What is needed: What you return should match every record exactly, with the images removed.

Records from a data collection:
============================================================

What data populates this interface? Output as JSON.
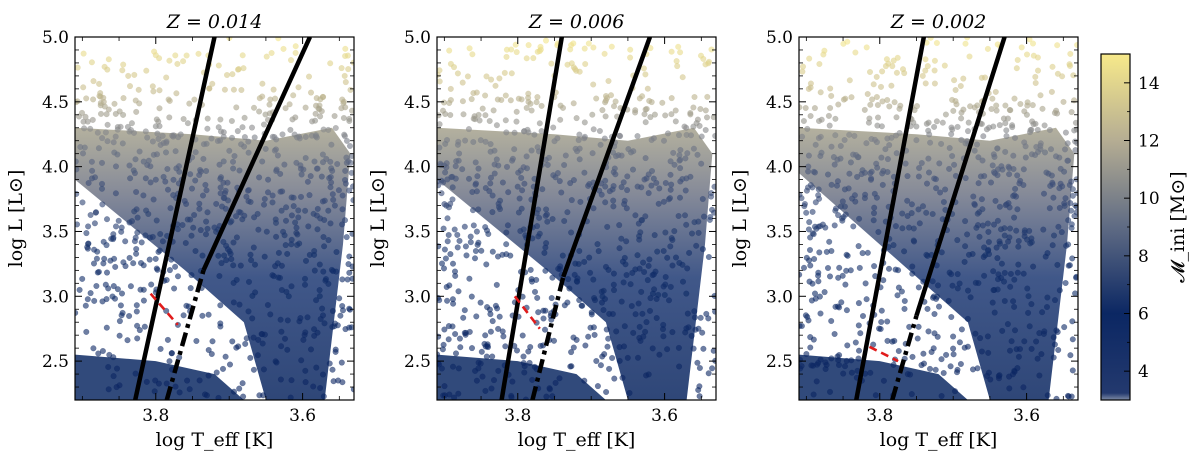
{
  "chart_data": [
    {
      "type": "scatter",
      "title": "Z = 0.014",
      "xlabel": "log T_eff [K]",
      "ylabel": "log L [L⊙]",
      "xlim": [
        3.91,
        3.53
      ],
      "ylim": [
        2.2,
        5.0
      ],
      "x_inverted": true,
      "xticks": [
        3.8,
        3.6
      ],
      "xtick_labels": [
        "3.8",
        "3.6"
      ],
      "yticks": [
        2.5,
        3.0,
        3.5,
        4.0,
        4.5,
        5.0
      ],
      "ytick_labels": [
        "2.5",
        "3.0",
        "3.5",
        "4.0",
        "4.5",
        "5.0"
      ],
      "color_encoding": "M_ini [M⊙]",
      "lines": [
        {
          "name": "blue edge",
          "style": "solid",
          "x": [
            3.828,
            3.72
          ],
          "y": [
            2.2,
            5.0
          ]
        },
        {
          "name": "red edge upper",
          "style": "solid",
          "x": [
            3.735,
            3.59
          ],
          "y": [
            3.2,
            5.0
          ]
        },
        {
          "name": "red edge lower",
          "style": "dashdot",
          "x": [
            3.785,
            3.735
          ],
          "y": [
            2.2,
            3.2
          ]
        },
        {
          "name": "connector",
          "style": "dashed-red",
          "x": [
            3.807,
            3.77
          ],
          "y": [
            3.02,
            2.78
          ]
        }
      ]
    },
    {
      "type": "scatter",
      "title": "Z = 0.006",
      "xlabel": "log T_eff [K]",
      "ylabel": "log L [L⊙]",
      "xlim": [
        3.91,
        3.53
      ],
      "ylim": [
        2.2,
        5.0
      ],
      "x_inverted": true,
      "xticks": [
        3.8,
        3.6
      ],
      "xtick_labels": [
        "3.8",
        "3.6"
      ],
      "yticks": [
        2.5,
        3.0,
        3.5,
        4.0,
        4.5,
        5.0
      ],
      "ytick_labels": [
        "2.5",
        "3.0",
        "3.5",
        "4.0",
        "4.5",
        "5.0"
      ],
      "color_encoding": "M_ini [M⊙]",
      "lines": [
        {
          "name": "blue edge",
          "style": "solid",
          "x": [
            3.822,
            3.74
          ],
          "y": [
            2.2,
            5.0
          ]
        },
        {
          "name": "red edge upper",
          "style": "solid",
          "x": [
            3.738,
            3.62
          ],
          "y": [
            3.15,
            5.0
          ]
        },
        {
          "name": "red edge lower",
          "style": "dashdot",
          "x": [
            3.78,
            3.738
          ],
          "y": [
            2.2,
            3.15
          ]
        },
        {
          "name": "connector",
          "style": "dashed-red",
          "x": [
            3.804,
            3.77
          ],
          "y": [
            3.0,
            2.75
          ]
        }
      ]
    },
    {
      "type": "scatter",
      "title": "Z = 0.002",
      "xlabel": "log T_eff [K]",
      "ylabel": "log L [L⊙]",
      "xlim": [
        3.91,
        3.53
      ],
      "ylim": [
        2.2,
        5.0
      ],
      "x_inverted": true,
      "xticks": [
        3.8,
        3.6
      ],
      "xtick_labels": [
        "3.8",
        "3.6"
      ],
      "yticks": [
        2.5,
        3.0,
        3.5,
        4.0,
        4.5,
        5.0
      ],
      "ytick_labels": [
        "2.5",
        "3.0",
        "3.5",
        "4.0",
        "4.5",
        "5.0"
      ],
      "color_encoding": "M_ini [M⊙]",
      "lines": [
        {
          "name": "blue edge",
          "style": "solid",
          "x": [
            3.832,
            3.74
          ],
          "y": [
            2.2,
            5.0
          ]
        },
        {
          "name": "red edge upper",
          "style": "solid",
          "x": [
            3.75,
            3.63
          ],
          "y": [
            2.85,
            5.0
          ]
        },
        {
          "name": "red edge lower",
          "style": "dashdot",
          "x": [
            3.783,
            3.75
          ],
          "y": [
            2.2,
            2.85
          ]
        },
        {
          "name": "connector",
          "style": "dashed-red",
          "x": [
            3.814,
            3.775
          ],
          "y": [
            2.61,
            2.5
          ]
        }
      ]
    }
  ],
  "colorbar": {
    "label": "𝓜_ini [M⊙]",
    "range": [
      3,
      15
    ],
    "ticks": [
      4,
      6,
      8,
      10,
      12,
      14
    ],
    "tick_labels": [
      "4",
      "6",
      "8",
      "10",
      "12",
      "14"
    ],
    "colors": [
      "#7f8ca6",
      "#0b2763",
      "#bcb089",
      "#f7e98a"
    ]
  },
  "labels": {
    "titles": [
      "Z = 0.014",
      "Z = 0.006",
      "Z = 0.002"
    ],
    "xlabel": "log T_eff [K]",
    "ylabel": "log L [L⊙]",
    "cbar_label": "𝓜_ini [M⊙]"
  }
}
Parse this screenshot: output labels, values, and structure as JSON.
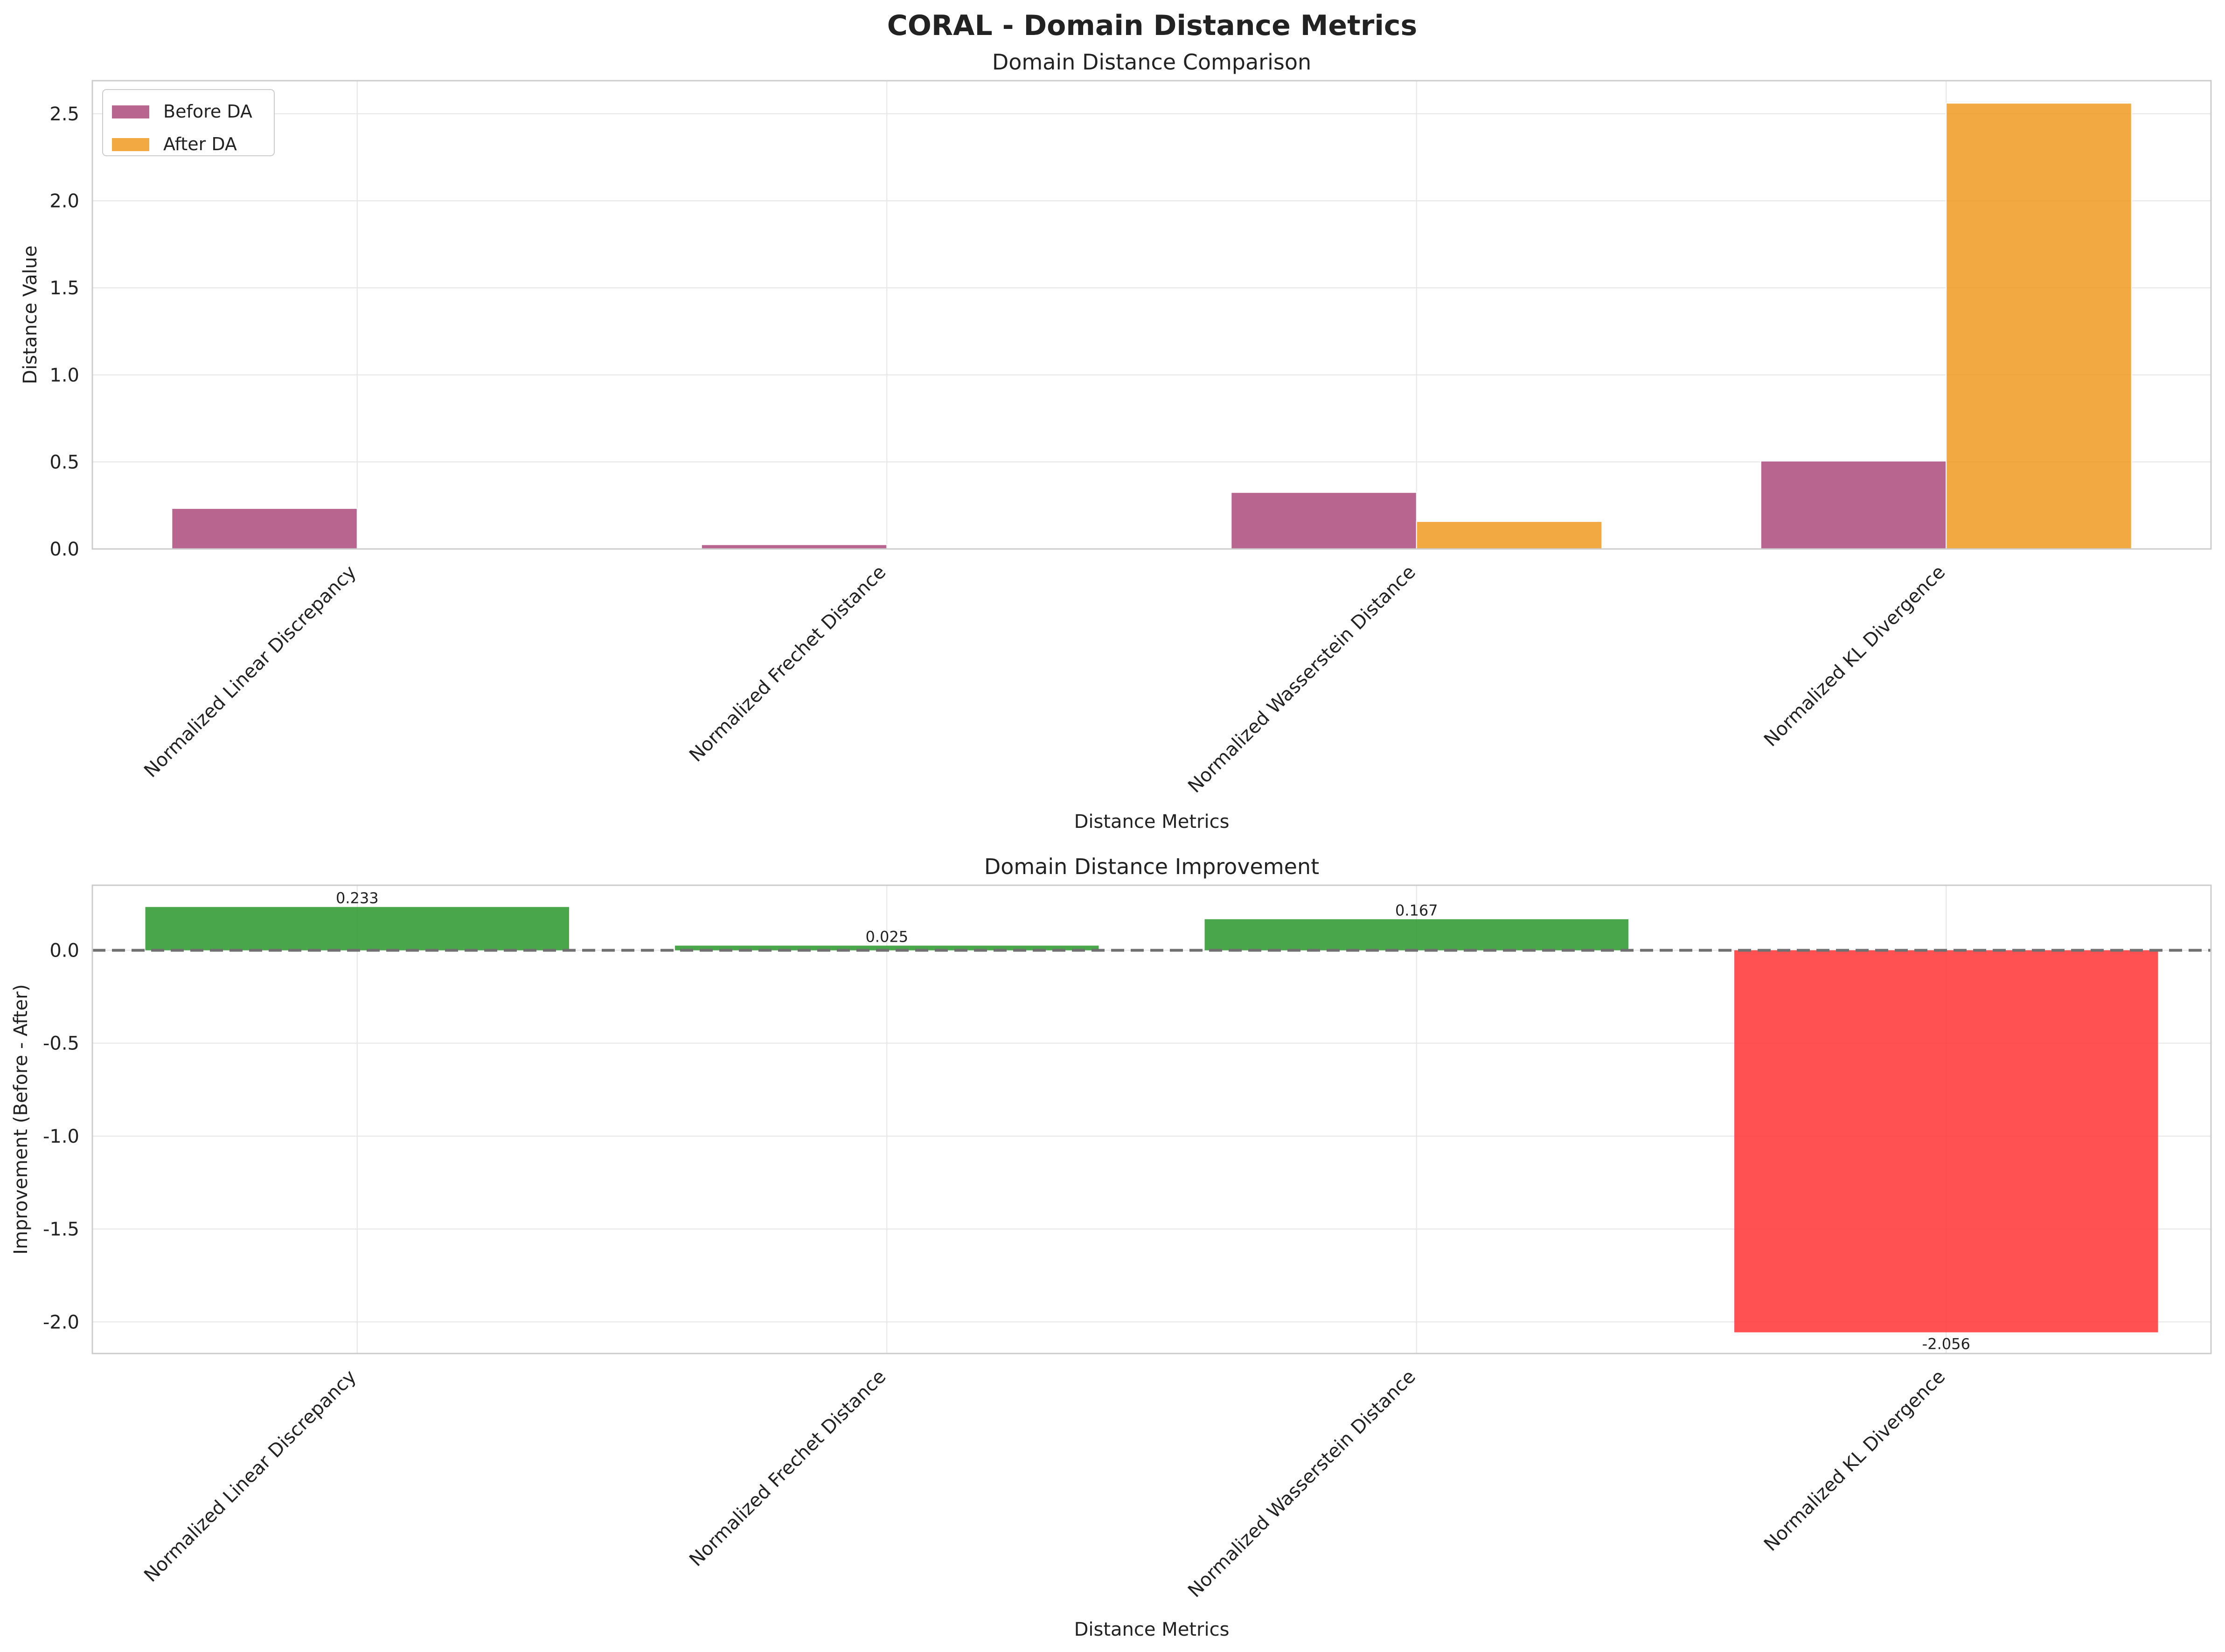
{
  "figure": {
    "title": "CORAL - Domain Distance Metrics"
  },
  "colors": {
    "before": "#a63f73",
    "after": "#ef9412",
    "positive": "#2a962a",
    "negative": "#ff3333",
    "grid": "#e6e6e6",
    "frame": "#cccccc",
    "zero_line": "#707070"
  },
  "chart_data": [
    {
      "type": "bar",
      "title": "Domain Distance Comparison",
      "xlabel": "Distance Metrics",
      "ylabel": "Distance Value",
      "categories": [
        "Normalized Linear Discrepancy",
        "Normalized Frechet Distance",
        "Normalized Wasserstein Distance",
        "Normalized KL Divergence"
      ],
      "series": [
        {
          "name": "Before DA",
          "values": [
            0.233,
            0.025,
            0.325,
            0.505
          ]
        },
        {
          "name": "After DA",
          "values": [
            0.0,
            0.0,
            0.158,
            2.561
          ]
        }
      ],
      "ylim": [
        0,
        2.69
      ],
      "yticks": [
        0.0,
        0.5,
        1.0,
        1.5,
        2.0,
        2.5
      ],
      "ytick_labels": [
        "0.0",
        "0.5",
        "1.0",
        "1.5",
        "2.0",
        "2.5"
      ],
      "grid": true,
      "legend": "upper-left"
    },
    {
      "type": "bar",
      "title": "Domain Distance Improvement",
      "xlabel": "Distance Metrics",
      "ylabel": "Improvement (Before - After)",
      "categories": [
        "Normalized Linear Discrepancy",
        "Normalized Frechet Distance",
        "Normalized Wasserstein Distance",
        "Normalized KL Divergence"
      ],
      "values": [
        0.233,
        0.025,
        0.167,
        -2.056
      ],
      "data_labels": [
        "0.233",
        "0.025",
        "0.167",
        "-2.056"
      ],
      "ylim": [
        -2.17,
        0.35
      ],
      "yticks": [
        -2.0,
        -1.5,
        -1.0,
        -0.5,
        0.0
      ],
      "ytick_labels": [
        "-2.0",
        "-1.5",
        "-1.0",
        "-0.5",
        "0.0"
      ],
      "reference_line": 0,
      "grid": true
    }
  ]
}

============================================================

Response to this exercise:
What data populates this interface? Output as JSON.
{
  "chart_data": [
    {
      "type": "scatter",
      "title": "Z = 0.014",
      "xlabel": "log T_eff [K]",
      "ylabel": "log L [L⊙]",
      "xlim": [
        3.91,
        3.53
      ],
      "ylim": [
        2.2,
        5.0
      ],
      "x_inverted": true,
      "xticks": [
        3.8,
        3.6
      ],
      "xtick_labels": [
        "3.8",
        "3.6"
      ],
      "yticks": [
        2.5,
        3.0,
        3.5,
        4.0,
        4.5,
        5.0
      ],
      "ytick_labels": [
        "2.5",
        "3.0",
        "3.5",
        "4.0",
        "4.5",
        "5.0"
      ],
      "color_encoding": "M_ini [M⊙]",
      "lines": [
        {
          "name": "blue edge",
          "style": "solid",
          "x": [
            3.828,
            3.72
          ],
          "y": [
            2.2,
            5.0
          ]
        },
        {
          "name": "red edge upper",
          "style": "solid",
          "x": [
            3.735,
            3.59
          ],
          "y": [
            3.2,
            5.0
          ]
        },
        {
          "name": "red edge lower",
          "style": "dashdot",
          "x": [
            3.785,
            3.735
          ],
          "y": [
            2.2,
            3.2
          ]
        },
        {
          "name": "connector",
          "style": "dashed-red",
          "x": [
            3.807,
            3.77
          ],
          "y": [
            3.02,
            2.78
          ]
        }
      ]
    },
    {
      "type": "scatter",
      "title": "Z = 0.006",
      "xlabel": "log T_eff [K]",
      "ylabel": "log L [L⊙]",
      "xlim": [
        3.91,
        3.53
      ],
      "ylim": [
        2.2,
        5.0
      ],
      "x_inverted": true,
      "xticks": [
        3.8,
        3.6
      ],
      "xtick_labels": [
        "3.8",
        "3.6"
      ],
      "yticks": [
        2.5,
        3.0,
        3.5,
        4.0,
        4.5,
        5.0
      ],
      "ytick_labels": [
        "2.5",
        "3.0",
        "3.5",
        "4.0",
        "4.5",
        "5.0"
      ],
      "color_encoding": "M_ini [M⊙]",
      "lines": [
        {
          "name": "blue edge",
          "style": "solid",
          "x": [
            3.822,
            3.74
          ],
          "y": [
            2.2,
            5.0
          ]
        },
        {
          "name": "red edge upper",
          "style": "solid",
          "x": [
            3.738,
            3.62
          ],
          "y": [
            3.15,
            5.0
          ]
        },
        {
          "name": "red edge lower",
          "style": "dashdot",
          "x": [
            3.78,
            3.738
          ],
          "y": [
            2.2,
            3.15
          ]
        },
        {
          "name": "connector",
          "style": "dashed-red",
          "x": [
            3.804,
            3.77
          ],
          "y": [
            3.0,
            2.75
          ]
        }
      ]
    },
    {
      "type": "scatter",
      "title": "Z = 0.002",
      "xlabel": "log T_eff [K]",
      "ylabel": "log L [L⊙]",
      "xlim": [
        3.91,
        3.53
      ],
      "ylim": [
        2.2,
        5.0
      ],
      "x_inverted": true,
      "xticks": [
        3.8,
        3.6
      ],
      "xtick_labels": [
        "3.8",
        "3.6"
      ],
      "yticks": [
        2.5,
        3.0,
        3.5,
        4.0,
        4.5,
        5.0
      ],
      "ytick_labels": [
        "2.5",
        "3.0",
        "3.5",
        "4.0",
        "4.5",
        "5.0"
      ],
      "color_encoding": "M_ini [M⊙]",
      "lines": [
        {
          "name": "blue edge",
          "style": "solid",
          "x": [
            3.832,
            3.74
          ],
          "y": [
            2.2,
            5.0
          ]
        },
        {
          "name": "red edge upper",
          "style": "solid",
          "x": [
            3.75,
            3.63
          ],
          "y": [
            2.85,
            5.0
          ]
        },
        {
          "name": "red edge lower",
          "style": "dashdot",
          "x": [
            3.783,
            3.75
          ],
          "y": [
            2.2,
            2.85
          ]
        },
        {
          "name": "connector",
          "style": "dashed-red",
          "x": [
            3.814,
            3.775
          ],
          "y": [
            2.61,
            2.5
          ]
        }
      ]
    }
  ],
  "colorbar": {
    "label": "𝓜_ini [M⊙]",
    "range": [
      3,
      15
    ],
    "ticks": [
      4,
      6,
      8,
      10,
      12,
      14
    ],
    "tick_labels": [
      "4",
      "6",
      "8",
      "10",
      "12",
      "14"
    ],
    "colors": [
      "#7f8ca6",
      "#0b2763",
      "#bcb089",
      "#f7e98a"
    ]
  },
  "labels": {
    "titles": [
      "Z = 0.014",
      "Z = 0.006",
      "Z = 0.002"
    ],
    "xlabel": "log T_eff [K]",
    "ylabel": "log L [L⊙]",
    "cbar_label": "𝓜_ini [M⊙]"
  }
}
Parse this screenshot: output labels, values, and structure as JSON.
{
  "figure": {
    "title": "CORAL - Domain Distance Metrics"
  },
  "colors": {
    "before": "#a63f73",
    "after": "#ef9412",
    "positive": "#2a962a",
    "negative": "#ff3333",
    "grid": "#e6e6e6",
    "frame": "#cccccc",
    "zero_line": "#707070"
  },
  "chart_data": [
    {
      "type": "bar",
      "title": "Domain Distance Comparison",
      "xlabel": "Distance Metrics",
      "ylabel": "Distance Value",
      "categories": [
        "Normalized Linear Discrepancy",
        "Normalized Frechet Distance",
        "Normalized Wasserstein Distance",
        "Normalized KL Divergence"
      ],
      "series": [
        {
          "name": "Before DA",
          "values": [
            0.233,
            0.025,
            0.325,
            0.505
          ]
        },
        {
          "name": "After DA",
          "values": [
            0.0,
            0.0,
            0.158,
            2.561
          ]
        }
      ],
      "ylim": [
        0,
        2.69
      ],
      "yticks": [
        0.0,
        0.5,
        1.0,
        1.5,
        2.0,
        2.5
      ],
      "ytick_labels": [
        "0.0",
        "0.5",
        "1.0",
        "1.5",
        "2.0",
        "2.5"
      ],
      "grid": true,
      "legend": "upper-left"
    },
    {
      "type": "bar",
      "title": "Domain Distance Improvement",
      "xlabel": "Distance Metrics",
      "ylabel": "Improvement (Before - After)",
      "categories": [
        "Normalized Linear Discrepancy",
        "Normalized Frechet Distance",
        "Normalized Wasserstein Distance",
        "Normalized KL Divergence"
      ],
      "values": [
        0.233,
        0.025,
        0.167,
        -2.056
      ],
      "data_labels": [
        "0.233",
        "0.025",
        "0.167",
        "-2.056"
      ],
      "ylim": [
        -2.17,
        0.35
      ],
      "yticks": [
        -2.0,
        -1.5,
        -1.0,
        -0.5,
        0.0
      ],
      "ytick_labels": [
        "-2.0",
        "-1.5",
        "-1.0",
        "-0.5",
        "0.0"
      ],
      "reference_line": 0,
      "grid": true
    }
  ]
}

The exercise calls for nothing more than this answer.